#### Records supplied
** Start **

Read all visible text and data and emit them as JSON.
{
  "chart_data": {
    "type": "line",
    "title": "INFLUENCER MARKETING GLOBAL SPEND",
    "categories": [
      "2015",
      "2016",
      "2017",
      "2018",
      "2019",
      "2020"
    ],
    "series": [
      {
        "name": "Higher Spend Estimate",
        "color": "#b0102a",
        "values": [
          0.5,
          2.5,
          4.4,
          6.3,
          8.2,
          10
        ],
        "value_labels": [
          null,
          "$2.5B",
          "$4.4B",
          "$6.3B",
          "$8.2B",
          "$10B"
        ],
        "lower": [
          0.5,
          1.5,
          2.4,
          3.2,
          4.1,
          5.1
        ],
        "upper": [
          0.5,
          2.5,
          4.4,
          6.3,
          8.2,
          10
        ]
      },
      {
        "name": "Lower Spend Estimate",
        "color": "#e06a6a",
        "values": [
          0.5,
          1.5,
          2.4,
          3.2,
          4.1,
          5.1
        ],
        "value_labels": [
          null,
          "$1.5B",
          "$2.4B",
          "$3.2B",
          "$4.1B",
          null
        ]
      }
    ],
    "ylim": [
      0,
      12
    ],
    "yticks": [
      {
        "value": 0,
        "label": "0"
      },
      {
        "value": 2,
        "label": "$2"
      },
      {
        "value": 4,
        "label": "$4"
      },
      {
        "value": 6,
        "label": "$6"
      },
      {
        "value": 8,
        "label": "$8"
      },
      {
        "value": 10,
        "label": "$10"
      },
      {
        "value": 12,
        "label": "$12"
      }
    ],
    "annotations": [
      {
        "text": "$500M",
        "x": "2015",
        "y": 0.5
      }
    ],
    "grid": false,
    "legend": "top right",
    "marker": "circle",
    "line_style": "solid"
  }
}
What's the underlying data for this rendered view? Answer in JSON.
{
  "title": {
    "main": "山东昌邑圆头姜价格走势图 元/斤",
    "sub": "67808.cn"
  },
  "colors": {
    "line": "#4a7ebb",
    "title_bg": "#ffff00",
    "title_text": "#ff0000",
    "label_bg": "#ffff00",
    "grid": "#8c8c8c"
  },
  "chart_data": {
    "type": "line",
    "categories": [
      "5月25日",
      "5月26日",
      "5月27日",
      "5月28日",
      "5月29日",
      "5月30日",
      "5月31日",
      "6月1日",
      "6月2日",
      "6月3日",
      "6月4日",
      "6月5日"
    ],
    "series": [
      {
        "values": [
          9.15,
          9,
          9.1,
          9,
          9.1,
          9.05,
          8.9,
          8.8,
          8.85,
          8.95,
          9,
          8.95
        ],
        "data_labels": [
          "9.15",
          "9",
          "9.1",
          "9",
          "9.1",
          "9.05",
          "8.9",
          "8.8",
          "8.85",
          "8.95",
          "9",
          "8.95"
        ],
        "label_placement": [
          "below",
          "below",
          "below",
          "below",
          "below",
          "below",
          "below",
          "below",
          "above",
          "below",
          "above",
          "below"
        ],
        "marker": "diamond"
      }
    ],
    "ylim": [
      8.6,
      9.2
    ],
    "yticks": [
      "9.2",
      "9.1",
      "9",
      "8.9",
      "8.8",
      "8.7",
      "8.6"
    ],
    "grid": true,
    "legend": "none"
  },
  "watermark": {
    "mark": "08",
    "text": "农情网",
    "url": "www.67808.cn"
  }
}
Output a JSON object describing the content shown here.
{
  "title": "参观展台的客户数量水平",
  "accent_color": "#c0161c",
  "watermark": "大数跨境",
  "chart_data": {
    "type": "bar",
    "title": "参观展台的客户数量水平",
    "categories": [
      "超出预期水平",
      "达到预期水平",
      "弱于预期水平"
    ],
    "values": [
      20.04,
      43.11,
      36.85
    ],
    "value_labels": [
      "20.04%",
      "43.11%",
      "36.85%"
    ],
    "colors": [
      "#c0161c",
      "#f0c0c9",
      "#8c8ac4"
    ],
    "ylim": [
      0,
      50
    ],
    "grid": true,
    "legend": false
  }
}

** End **

#### What is needed
Copy the records above exactly.

#### Reply to the exercise
Read all visible text and data and emit them as JSON.
{
  "chart_data": {
    "type": "line",
    "title": "INFLUENCER MARKETING GLOBAL SPEND",
    "categories": [
      "2015",
      "2016",
      "2017",
      "2018",
      "2019",
      "2020"
    ],
    "series": [
      {
        "name": "Higher Spend Estimate",
        "color": "#b0102a",
        "values": [
          0.5,
          2.5,
          4.4,
          6.3,
          8.2,
          10
        ],
        "value_labels": [
          null,
          "$2.5B",
          "$4.4B",
          "$6.3B",
          "$8.2B",
          "$10B"
        ],
        "lower": [
          0.5,
          1.5,
          2.4,
          3.2,
          4.1,
          5.1
        ],
        "upper": [
          0.5,
          2.5,
          4.4,
          6.3,
          8.2,
          10
        ]
      },
      {
        "name": "Lower Spend Estimate",
        "color": "#e06a6a",
        "values": [
          0.5,
          1.5,
          2.4,
          3.2,
          4.1,
          5.1
        ],
        "value_labels": [
          null,
          "$1.5B",
          "$2.4B",
          "$3.2B",
          "$4.1B",
          null
        ]
      }
    ],
    "ylim": [
      0,
      12
    ],
    "yticks": [
      {
        "value": 0,
        "label": "0"
      },
      {
        "value": 2,
        "label": "$2"
      },
      {
        "value": 4,
        "label": "$4"
      },
      {
        "value": 6,
        "label": "$6"
      },
      {
        "value": 8,
        "label": "$8"
      },
      {
        "value": 10,
        "label": "$10"
      },
      {
        "value": 12,
        "label": "$12"
      }
    ],
    "annotations": [
      {
        "text": "$500M",
        "x": "2015",
        "y": 0.5
      }
    ],
    "grid": false,
    "legend": "top right",
    "marker": "circle",
    "line_style": "solid"
  }
}
What's the underlying data for this rendered view? Answer in JSON.
{
  "title": {
    "main": "山东昌邑圆头姜价格走势图 元/斤",
    "sub": "67808.cn"
  },
  "colors": {
    "line": "#4a7ebb",
    "title_bg": "#ffff00",
    "title_text": "#ff0000",
    "label_bg": "#ffff00",
    "grid": "#8c8c8c"
  },
  "chart_data": {
    "type": "line",
    "categories": [
      "5月25日",
      "5月26日",
      "5月27日",
      "5月28日",
      "5月29日",
      "5月30日",
      "5月31日",
      "6月1日",
      "6月2日",
      "6月3日",
      "6月4日",
      "6月5日"
    ],
    "series": [
      {
        "values": [
          9.15,
          9,
          9.1,
          9,
          9.1,
          9.05,
          8.9,
          8.8,
          8.85,
          8.95,
          9,
          8.95
        ],
        "data_labels": [
          "9.15",
          "9",
          "9.1",
          "9",
          "9.1",
          "9.05",
          "8.9",
          "8.8",
          "8.85",
          "8.95",
          "9",
          "8.95"
        ],
        "label_placement": [
          "below",
          "below",
          "below",
          "below",
          "below",
          "below",
          "below",
          "below",
          "above",
          "below",
          "above",
          "below"
        ],
        "marker": "diamond"
      }
    ],
    "ylim": [
      8.6,
      9.2
    ],
    "yticks": [
      "9.2",
      "9.1",
      "9",
      "8.9",
      "8.8",
      "8.7",
      "8.6"
    ],
    "grid": true,
    "legend": "none"
  },
  "watermark": {
    "mark": "08",
    "text": "农情网",
    "url": "www.67808.cn"
  }
}
Output a JSON object describing the content shown here.
{
  "title": "参观展台的客户数量水平",
  "accent_color": "#c0161c",
  "watermark": "大数跨境",
  "chart_data": {
    "type": "bar",
    "title": "参观展台的客户数量水平",
    "categories": [
      "超出预期水平",
      "达到预期水平",
      "弱于预期水平"
    ],
    "values": [
      20.04,
      43.11,
      36.85
    ],
    "value_labels": [
      "20.04%",
      "43.11%",
      "36.85%"
    ],
    "colors": [
      "#c0161c",
      "#f0c0c9",
      "#8c8ac4"
    ],
    "ylim": [
      0,
      50
    ],
    "grid": true,
    "legend": false
  }
}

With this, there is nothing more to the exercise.